Below are entries; tally how many lines hold the string "rivojlantirish" and answer with only that figure.
——
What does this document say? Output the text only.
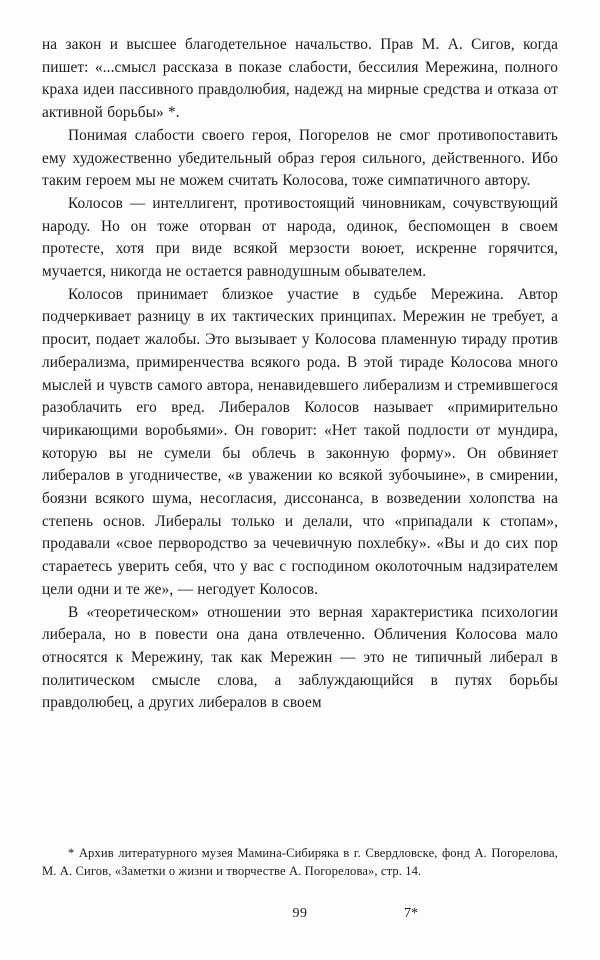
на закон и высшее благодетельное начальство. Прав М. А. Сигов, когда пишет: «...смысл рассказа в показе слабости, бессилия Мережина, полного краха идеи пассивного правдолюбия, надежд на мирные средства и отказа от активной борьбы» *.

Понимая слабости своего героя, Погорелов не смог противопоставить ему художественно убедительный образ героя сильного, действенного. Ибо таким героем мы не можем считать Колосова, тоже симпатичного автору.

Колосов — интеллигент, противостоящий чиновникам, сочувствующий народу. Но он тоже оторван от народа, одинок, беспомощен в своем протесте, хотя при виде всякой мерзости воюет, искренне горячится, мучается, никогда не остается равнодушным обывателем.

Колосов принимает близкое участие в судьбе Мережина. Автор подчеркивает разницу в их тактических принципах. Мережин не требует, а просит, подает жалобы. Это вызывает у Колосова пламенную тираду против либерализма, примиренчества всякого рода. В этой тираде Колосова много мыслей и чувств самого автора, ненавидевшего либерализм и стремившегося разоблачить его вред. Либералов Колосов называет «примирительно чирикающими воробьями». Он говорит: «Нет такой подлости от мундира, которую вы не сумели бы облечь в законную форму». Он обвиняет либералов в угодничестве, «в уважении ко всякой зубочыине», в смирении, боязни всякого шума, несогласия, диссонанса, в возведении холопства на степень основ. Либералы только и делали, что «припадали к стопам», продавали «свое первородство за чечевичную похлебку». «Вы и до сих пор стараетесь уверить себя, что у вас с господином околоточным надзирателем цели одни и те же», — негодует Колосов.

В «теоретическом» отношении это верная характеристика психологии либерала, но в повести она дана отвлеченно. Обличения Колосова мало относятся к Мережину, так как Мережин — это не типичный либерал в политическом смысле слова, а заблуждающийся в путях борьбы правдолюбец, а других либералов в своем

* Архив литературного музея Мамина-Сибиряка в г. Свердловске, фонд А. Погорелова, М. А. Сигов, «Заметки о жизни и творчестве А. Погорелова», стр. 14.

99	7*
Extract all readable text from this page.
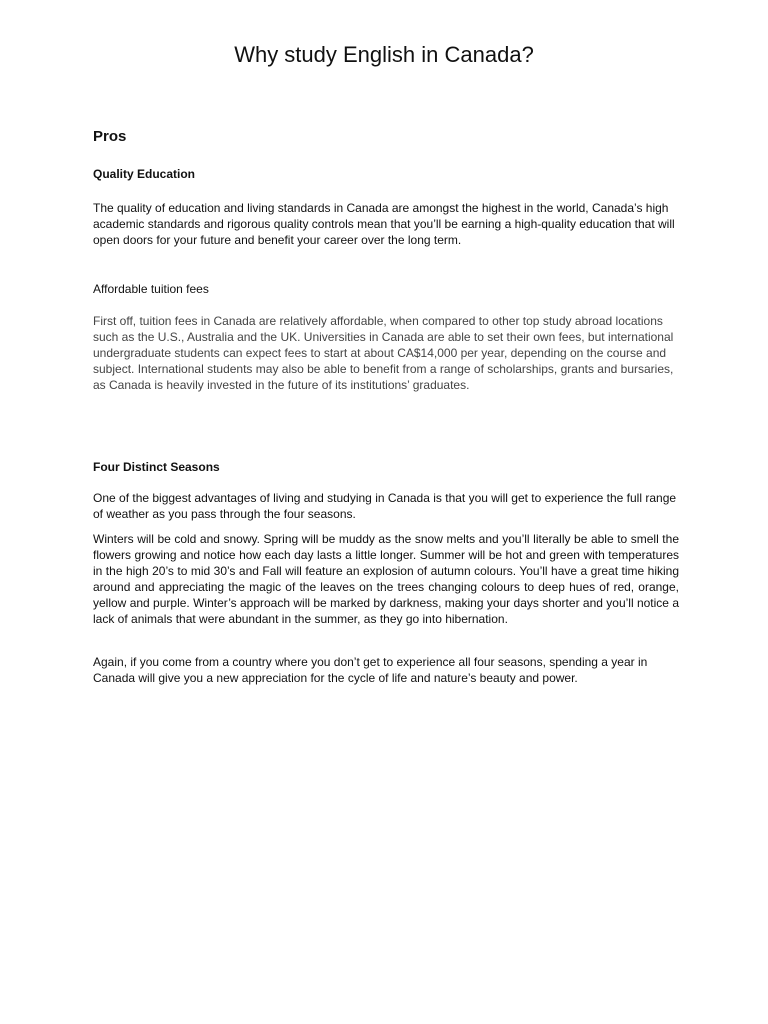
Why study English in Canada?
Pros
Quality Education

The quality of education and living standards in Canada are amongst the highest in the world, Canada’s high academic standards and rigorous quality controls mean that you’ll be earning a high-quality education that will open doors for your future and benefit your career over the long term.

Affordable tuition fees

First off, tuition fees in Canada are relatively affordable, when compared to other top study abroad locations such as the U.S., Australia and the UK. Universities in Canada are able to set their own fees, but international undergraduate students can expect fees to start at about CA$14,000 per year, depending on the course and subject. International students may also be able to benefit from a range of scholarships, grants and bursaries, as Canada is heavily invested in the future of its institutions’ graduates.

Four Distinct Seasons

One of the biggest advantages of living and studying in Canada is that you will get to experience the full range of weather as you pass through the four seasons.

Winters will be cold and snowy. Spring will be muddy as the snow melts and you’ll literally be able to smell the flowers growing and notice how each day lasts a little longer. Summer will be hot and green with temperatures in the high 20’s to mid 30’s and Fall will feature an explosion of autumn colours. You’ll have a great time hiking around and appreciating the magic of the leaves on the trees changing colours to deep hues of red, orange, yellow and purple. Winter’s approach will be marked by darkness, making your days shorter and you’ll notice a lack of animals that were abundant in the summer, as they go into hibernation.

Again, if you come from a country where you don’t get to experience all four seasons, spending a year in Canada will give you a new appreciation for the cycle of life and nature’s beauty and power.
——
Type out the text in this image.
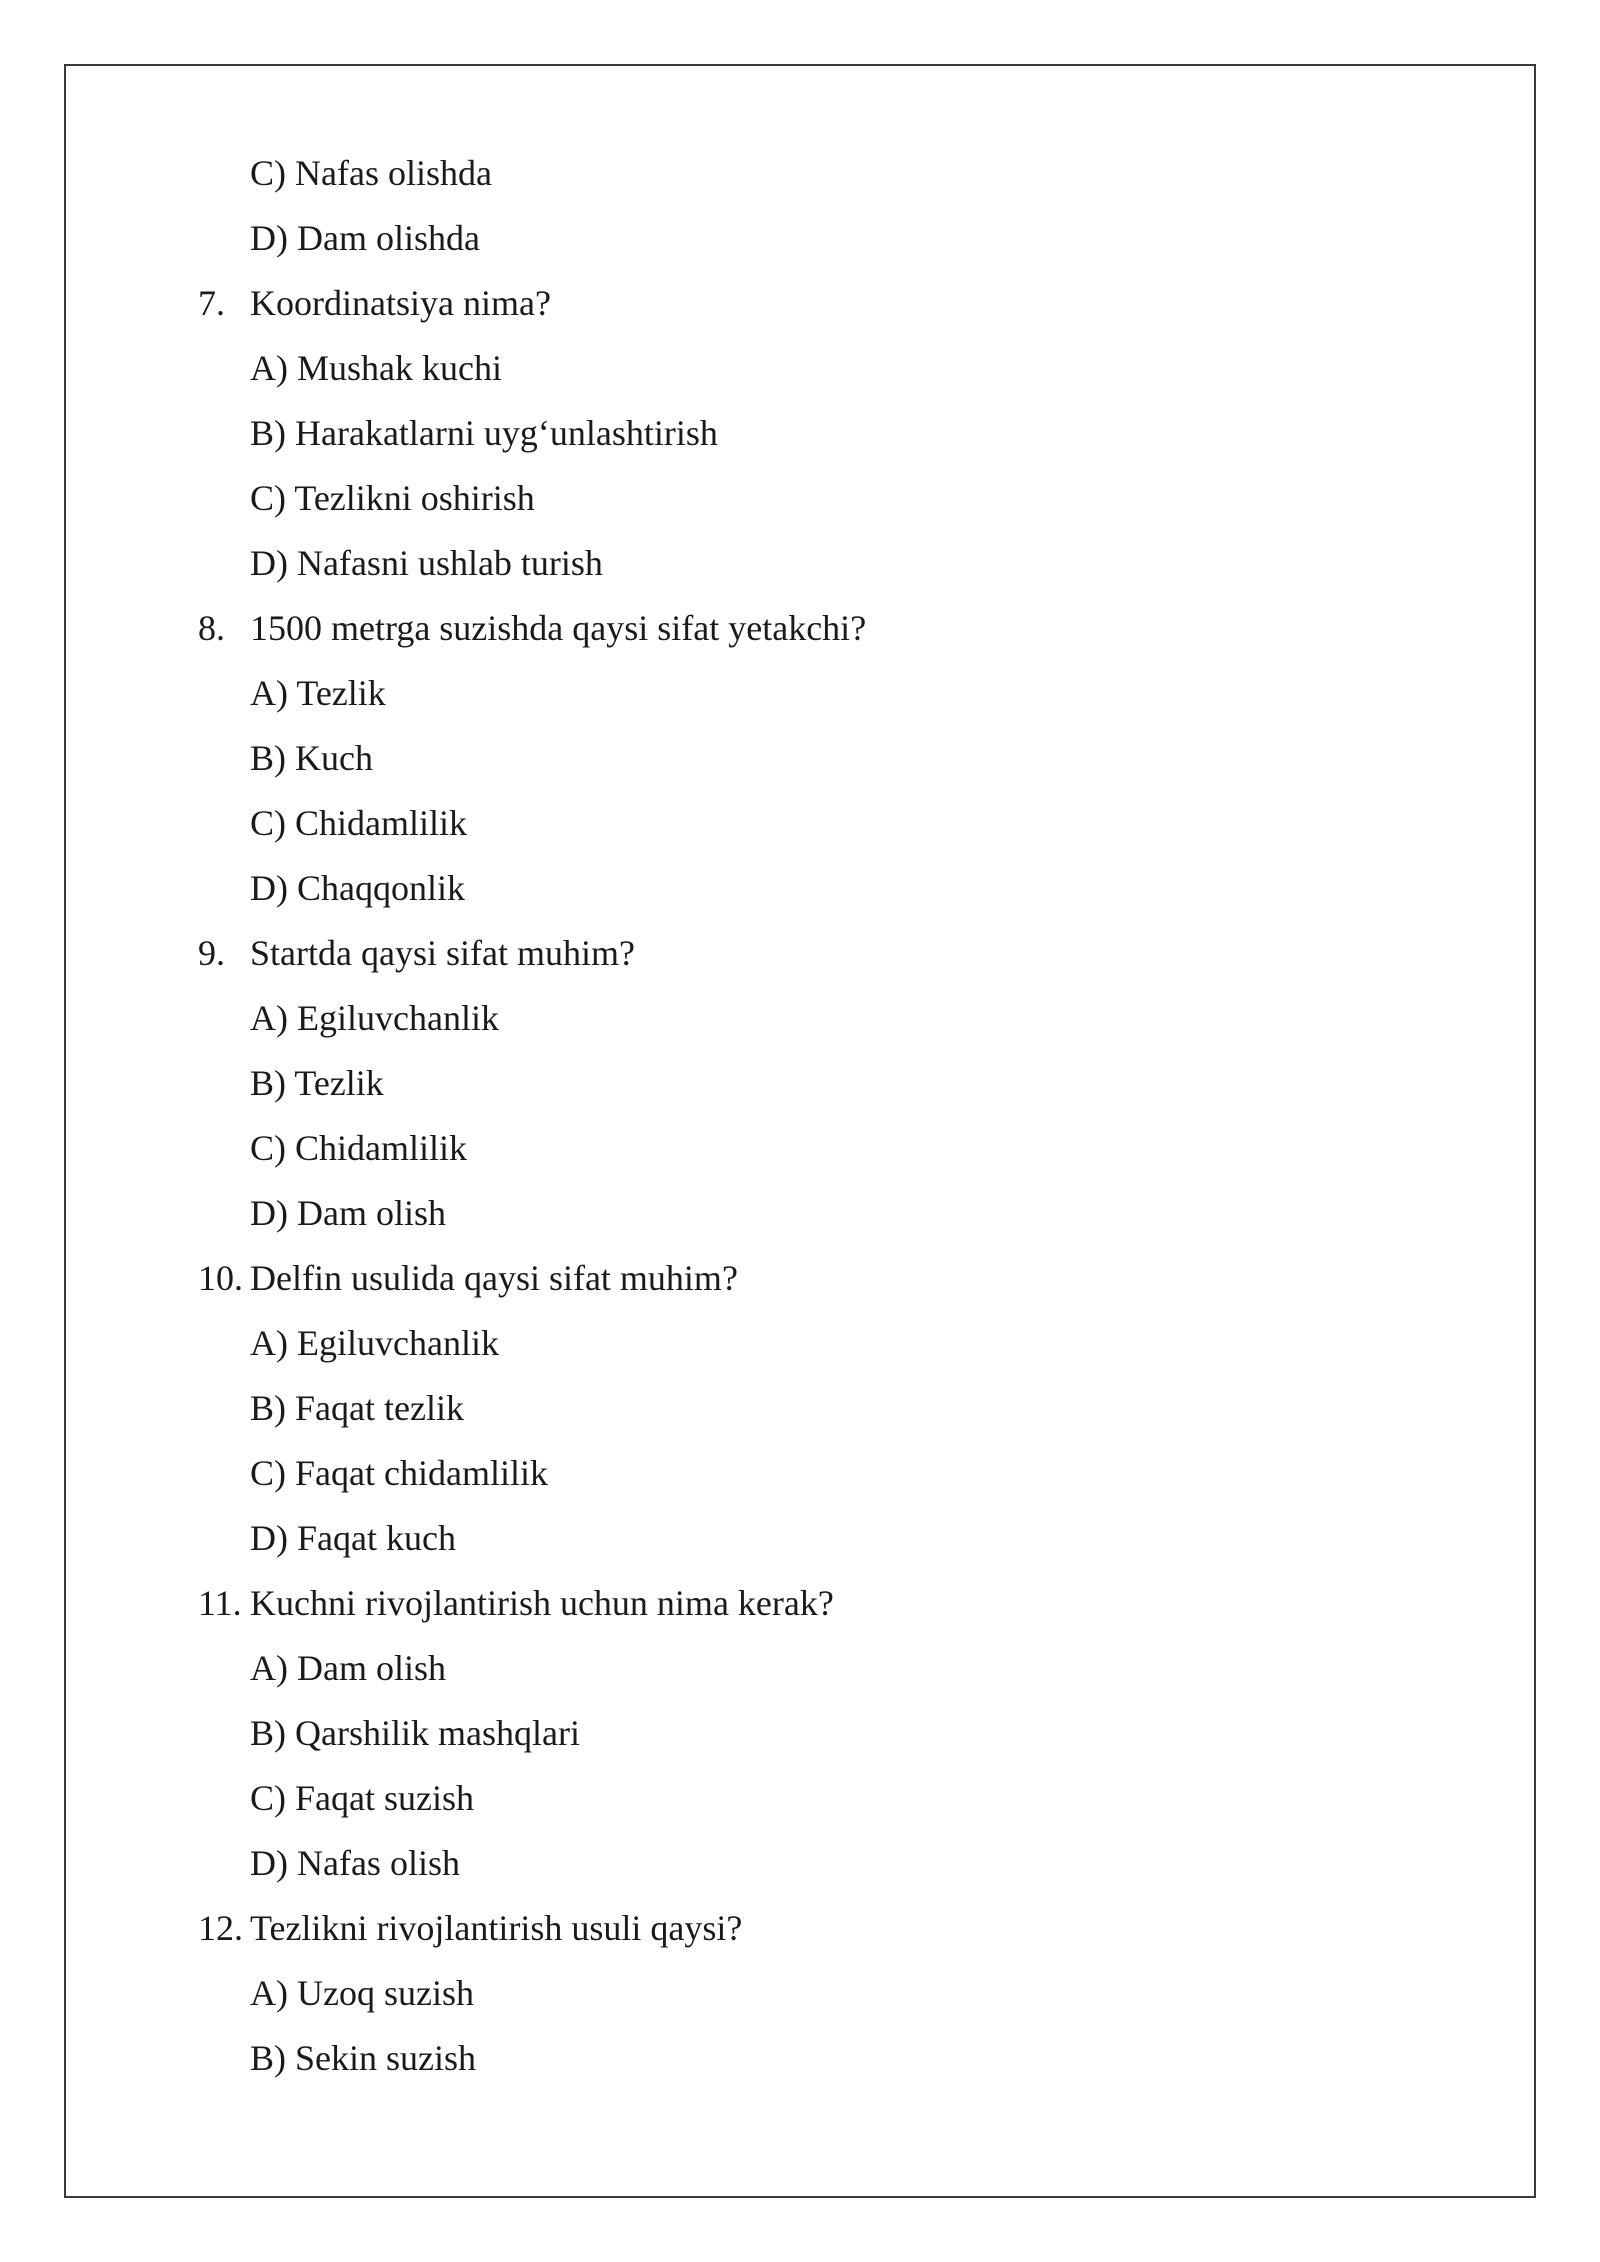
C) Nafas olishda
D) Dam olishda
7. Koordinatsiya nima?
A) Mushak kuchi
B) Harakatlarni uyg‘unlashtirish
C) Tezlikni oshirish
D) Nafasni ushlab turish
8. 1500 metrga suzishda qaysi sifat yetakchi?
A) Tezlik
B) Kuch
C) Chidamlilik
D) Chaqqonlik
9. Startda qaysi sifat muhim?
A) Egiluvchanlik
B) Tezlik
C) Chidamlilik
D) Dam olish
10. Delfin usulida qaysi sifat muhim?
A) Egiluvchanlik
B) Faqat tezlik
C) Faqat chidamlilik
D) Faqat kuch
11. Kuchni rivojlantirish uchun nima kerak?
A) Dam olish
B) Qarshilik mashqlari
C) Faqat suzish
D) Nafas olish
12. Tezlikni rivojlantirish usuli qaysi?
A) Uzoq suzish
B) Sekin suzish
——
» TASK RESPONSE: 2